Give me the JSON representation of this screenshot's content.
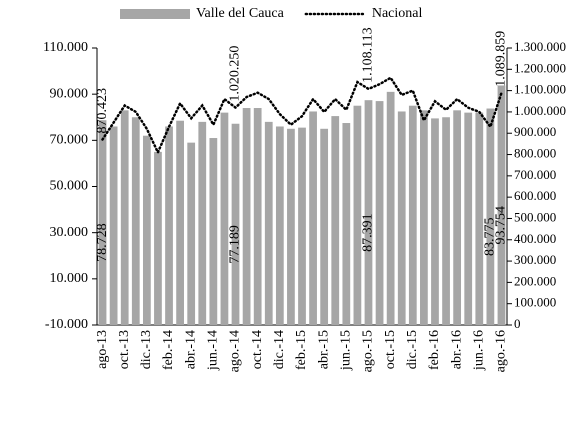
{
  "chart_data": {
    "type": "bar-line",
    "categories": [
      "ago-13",
      null,
      "oct.-13",
      null,
      "dic.-13",
      null,
      "feb.-14",
      null,
      "abr.-14",
      null,
      "jun.-14",
      null,
      "ago.-14",
      null,
      "oct.-14",
      null,
      "dic.-14",
      null,
      "feb.-15",
      null,
      "abr.-15",
      null,
      "jun.-15",
      null,
      "ago.-15",
      null,
      "oct.-15",
      null,
      "dic.-15",
      null,
      "feb.-16",
      null,
      "abr.-16",
      null,
      "jun.-16",
      null,
      "ago.-16"
    ],
    "series": [
      {
        "name": "Valle del Cauca",
        "color": "#a6a6a6",
        "kind": "bar",
        "values": [
          78728,
          76000,
          83000,
          80000,
          72000,
          65000,
          76000,
          78500,
          69000,
          78000,
          71000,
          82000,
          77189,
          84000,
          84000,
          78000,
          76000,
          75000,
          75500,
          82500,
          75000,
          80500,
          77500,
          85000,
          87391,
          87000,
          91000,
          82500,
          85000,
          83000,
          79500,
          80000,
          83000,
          82000,
          82000,
          83775,
          93754
        ],
        "value_labels": [
          "78.728",
          null,
          null,
          null,
          null,
          null,
          null,
          null,
          null,
          null,
          null,
          null,
          "77.189",
          null,
          null,
          null,
          null,
          null,
          null,
          null,
          null,
          null,
          null,
          null,
          "87.391",
          null,
          null,
          null,
          null,
          null,
          null,
          null,
          null,
          null,
          null,
          "83.775",
          "93.754"
        ]
      },
      {
        "name": "Nacional",
        "color": "#000000",
        "kind": "line",
        "axis": "y2",
        "values": [
          870423,
          950000,
          1030000,
          1000000,
          920000,
          810000,
          930000,
          1040000,
          970000,
          1030000,
          940000,
          1060000,
          1020250,
          1070000,
          1090000,
          1060000,
          990000,
          940000,
          980000,
          1060000,
          1000000,
          1060000,
          1010000,
          1140000,
          1108113,
          1130000,
          1160000,
          1080000,
          1100000,
          960000,
          1050000,
          1010000,
          1060000,
          1020000,
          1000000,
          930000,
          1089859
        ],
        "value_labels": [
          "870.423",
          null,
          null,
          null,
          null,
          null,
          null,
          null,
          null,
          null,
          null,
          null,
          "1.020.250",
          null,
          null,
          null,
          null,
          null,
          null,
          null,
          null,
          null,
          null,
          null,
          "1.108.113",
          null,
          null,
          null,
          null,
          null,
          null,
          null,
          null,
          null,
          null,
          null,
          "1.089.859"
        ]
      }
    ],
    "ylim": [
      -10000,
      110000
    ],
    "yticks": [
      {
        "value": -10000,
        "label": "-10.000"
      },
      {
        "value": 10000,
        "label": "10.000"
      },
      {
        "value": 30000,
        "label": "30.000"
      },
      {
        "value": 50000,
        "label": "50.000"
      },
      {
        "value": 70000,
        "label": "70.000"
      },
      {
        "value": 90000,
        "label": "90.000"
      },
      {
        "value": 110000,
        "label": "110.000"
      }
    ],
    "y2lim": [
      0,
      1300000
    ],
    "y2ticks": [
      0,
      {
        "value": 100000,
        "label": "100.000"
      },
      {
        "value": 200000,
        "label": "200.000"
      },
      {
        "value": 300000,
        "label": "300.000"
      },
      {
        "value": 400000,
        "label": "400.000"
      },
      {
        "value": 500000,
        "label": "500.000"
      },
      {
        "value": 600000,
        "label": "600.000"
      },
      {
        "value": 700000,
        "label": "700.000"
      },
      {
        "value": 800000,
        "label": "800.000"
      },
      {
        "value": 900000,
        "label": "900.000"
      },
      {
        "value": 1000000,
        "label": "1.000.000"
      },
      {
        "value": 1100000,
        "label": "1.100.000"
      },
      {
        "value": 1200000,
        "label": "1.200.000"
      },
      {
        "value": 1300000,
        "label": "1.300.000"
      }
    ]
  }
}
----------
▶ _Exercise prompt_: Retype every record above exactly as written, but leave out the pictures.

▶ _Answer to this problem_:
Give me the JSON representation of this screenshot's content.
{
  "chart_data": {
    "type": "bar-line",
    "categories": [
      "ago-13",
      null,
      "oct.-13",
      null,
      "dic.-13",
      null,
      "feb.-14",
      null,
      "abr.-14",
      null,
      "jun.-14",
      null,
      "ago.-14",
      null,
      "oct.-14",
      null,
      "dic.-14",
      null,
      "feb.-15",
      null,
      "abr.-15",
      null,
      "jun.-15",
      null,
      "ago.-15",
      null,
      "oct.-15",
      null,
      "dic.-15",
      null,
      "feb.-16",
      null,
      "abr.-16",
      null,
      "jun.-16",
      null,
      "ago.-16"
    ],
    "series": [
      {
        "name": "Valle del Cauca",
        "color": "#a6a6a6",
        "kind": "bar",
        "values": [
          78728,
          76000,
          83000,
          80000,
          72000,
          65000,
          76000,
          78500,
          69000,
          78000,
          71000,
          82000,
          77189,
          84000,
          84000,
          78000,
          76000,
          75000,
          75500,
          82500,
          75000,
          80500,
          77500,
          85000,
          87391,
          87000,
          91000,
          82500,
          85000,
          83000,
          79500,
          80000,
          83000,
          82000,
          82000,
          83775,
          93754
        ],
        "value_labels": [
          "78.728",
          null,
          null,
          null,
          null,
          null,
          null,
          null,
          null,
          null,
          null,
          null,
          "77.189",
          null,
          null,
          null,
          null,
          null,
          null,
          null,
          null,
          null,
          null,
          null,
          "87.391",
          null,
          null,
          null,
          null,
          null,
          null,
          null,
          null,
          null,
          null,
          "83.775",
          "93.754"
        ]
      },
      {
        "name": "Nacional",
        "color": "#000000",
        "kind": "line",
        "axis": "y2",
        "values": [
          870423,
          950000,
          1030000,
          1000000,
          920000,
          810000,
          930000,
          1040000,
          970000,
          1030000,
          940000,
          1060000,
          1020250,
          1070000,
          1090000,
          1060000,
          990000,
          940000,
          980000,
          1060000,
          1000000,
          1060000,
          1010000,
          1140000,
          1108113,
          1130000,
          1160000,
          1080000,
          1100000,
          960000,
          1050000,
          1010000,
          1060000,
          1020000,
          1000000,
          930000,
          1089859
        ],
        "value_labels": [
          "870.423",
          null,
          null,
          null,
          null,
          null,
          null,
          null,
          null,
          null,
          null,
          null,
          "1.020.250",
          null,
          null,
          null,
          null,
          null,
          null,
          null,
          null,
          null,
          null,
          null,
          "1.108.113",
          null,
          null,
          null,
          null,
          null,
          null,
          null,
          null,
          null,
          null,
          null,
          "1.089.859"
        ]
      }
    ],
    "ylim": [
      -10000,
      110000
    ],
    "yticks": [
      {
        "value": -10000,
        "label": "-10.000"
      },
      {
        "value": 10000,
        "label": "10.000"
      },
      {
        "value": 30000,
        "label": "30.000"
      },
      {
        "value": 50000,
        "label": "50.000"
      },
      {
        "value": 70000,
        "label": "70.000"
      },
      {
        "value": 90000,
        "label": "90.000"
      },
      {
        "value": 110000,
        "label": "110.000"
      }
    ],
    "y2lim": [
      0,
      1300000
    ],
    "y2ticks": [
      0,
      {
        "value": 100000,
        "label": "100.000"
      },
      {
        "value": 200000,
        "label": "200.000"
      },
      {
        "value": 300000,
        "label": "300.000"
      },
      {
        "value": 400000,
        "label": "400.000"
      },
      {
        "value": 500000,
        "label": "500.000"
      },
      {
        "value": 600000,
        "label": "600.000"
      },
      {
        "value": 700000,
        "label": "700.000"
      },
      {
        "value": 800000,
        "label": "800.000"
      },
      {
        "value": 900000,
        "label": "900.000"
      },
      {
        "value": 1000000,
        "label": "1.000.000"
      },
      {
        "value": 1100000,
        "label": "1.100.000"
      },
      {
        "value": 1200000,
        "label": "1.200.000"
      },
      {
        "value": 1300000,
        "label": "1.300.000"
      }
    ]
  }
}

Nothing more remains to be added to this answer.